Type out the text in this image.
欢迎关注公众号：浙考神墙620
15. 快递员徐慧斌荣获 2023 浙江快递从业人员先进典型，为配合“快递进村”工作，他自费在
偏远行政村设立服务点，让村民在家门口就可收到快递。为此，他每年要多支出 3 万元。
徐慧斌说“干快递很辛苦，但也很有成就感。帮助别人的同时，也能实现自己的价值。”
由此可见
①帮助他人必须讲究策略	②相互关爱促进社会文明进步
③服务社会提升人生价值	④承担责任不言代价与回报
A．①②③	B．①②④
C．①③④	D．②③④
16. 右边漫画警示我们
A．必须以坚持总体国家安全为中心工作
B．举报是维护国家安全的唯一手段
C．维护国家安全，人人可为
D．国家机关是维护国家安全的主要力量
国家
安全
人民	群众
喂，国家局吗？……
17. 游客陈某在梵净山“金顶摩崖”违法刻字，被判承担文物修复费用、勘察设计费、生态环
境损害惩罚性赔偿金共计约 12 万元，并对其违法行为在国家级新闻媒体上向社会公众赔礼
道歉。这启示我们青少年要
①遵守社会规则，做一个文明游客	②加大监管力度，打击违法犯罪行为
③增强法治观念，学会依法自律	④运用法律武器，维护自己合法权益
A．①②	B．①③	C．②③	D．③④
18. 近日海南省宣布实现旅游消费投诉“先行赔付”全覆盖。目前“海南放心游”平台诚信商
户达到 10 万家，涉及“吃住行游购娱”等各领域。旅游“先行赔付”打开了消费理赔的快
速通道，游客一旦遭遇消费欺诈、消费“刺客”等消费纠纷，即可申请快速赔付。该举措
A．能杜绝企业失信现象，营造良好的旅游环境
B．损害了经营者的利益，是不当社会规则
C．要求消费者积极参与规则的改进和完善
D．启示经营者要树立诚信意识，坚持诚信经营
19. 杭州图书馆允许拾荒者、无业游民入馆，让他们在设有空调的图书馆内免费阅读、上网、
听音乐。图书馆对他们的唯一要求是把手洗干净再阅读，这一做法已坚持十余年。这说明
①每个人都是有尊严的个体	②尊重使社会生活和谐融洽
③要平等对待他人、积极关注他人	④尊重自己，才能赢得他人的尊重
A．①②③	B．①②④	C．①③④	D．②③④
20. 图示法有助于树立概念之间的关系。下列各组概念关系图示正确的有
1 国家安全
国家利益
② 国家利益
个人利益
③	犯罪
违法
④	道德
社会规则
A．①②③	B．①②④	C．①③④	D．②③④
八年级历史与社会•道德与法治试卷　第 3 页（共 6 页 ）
- - -
All of the data above should be transcribed exactly.

> OUTPUT BELOW
Type out the text in this image.
欢迎关注公众号：浙考神墙620
15. 快递员徐慧斌荣获 2023 浙江快递从业人员先进典型，为配合“快递进村”工作，他自费在
偏远行政村设立服务点，让村民在家门口就可收到快递。为此，他每年要多支出 3 万元。
徐慧斌说“干快递很辛苦，但也很有成就感。帮助别人的同时，也能实现自己的价值。”
由此可见
①帮助他人必须讲究策略	②相互关爱促进社会文明进步
③服务社会提升人生价值	④承担责任不言代价与回报
A．①②③	B．①②④
C．①③④	D．②③④
16. 右边漫画警示我们
A．必须以坚持总体国家安全为中心工作
B．举报是维护国家安全的唯一手段
C．维护国家安全，人人可为
D．国家机关是维护国家安全的主要力量
国家
安全
人民	群众
喂，国家局吗？……
17. 游客陈某在梵净山“金顶摩崖”违法刻字，被判承担文物修复费用、勘察设计费、生态环
境损害惩罚性赔偿金共计约 12 万元，并对其违法行为在国家级新闻媒体上向社会公众赔礼
道歉。这启示我们青少年要
①遵守社会规则，做一个文明游客	②加大监管力度，打击违法犯罪行为
③增强法治观念，学会依法自律	④运用法律武器，维护自己合法权益
A．①②	B．①③	C．②③	D．③④
18. 近日海南省宣布实现旅游消费投诉“先行赔付”全覆盖。目前“海南放心游”平台诚信商
户达到 10 万家，涉及“吃住行游购娱”等各领域。旅游“先行赔付”打开了消费理赔的快
速通道，游客一旦遭遇消费欺诈、消费“刺客”等消费纠纷，即可申请快速赔付。该举措
A．能杜绝企业失信现象，营造良好的旅游环境
B．损害了经营者的利益，是不当社会规则
C．要求消费者积极参与规则的改进和完善
D．启示经营者要树立诚信意识，坚持诚信经营
19. 杭州图书馆允许拾荒者、无业游民入馆，让他们在设有空调的图书馆内免费阅读、上网、
听音乐。图书馆对他们的唯一要求是把手洗干净再阅读，这一做法已坚持十余年。这说明
①每个人都是有尊严的个体	②尊重使社会生活和谐融洽
③要平等对待他人、积极关注他人	④尊重自己，才能赢得他人的尊重
A．①②③	B．①②④	C．①③④	D．②③④
20. 图示法有助于树立概念之间的关系。下列各组概念关系图示正确的有
1 国家安全
国家利益
② 国家利益
个人利益
③	犯罪
违法
④	道德
社会规则
A．①②③	B．①②④	C．①③④	D．②③④
八年级历史与社会•道德与法治试卷　第 3 页（共 6 页 ）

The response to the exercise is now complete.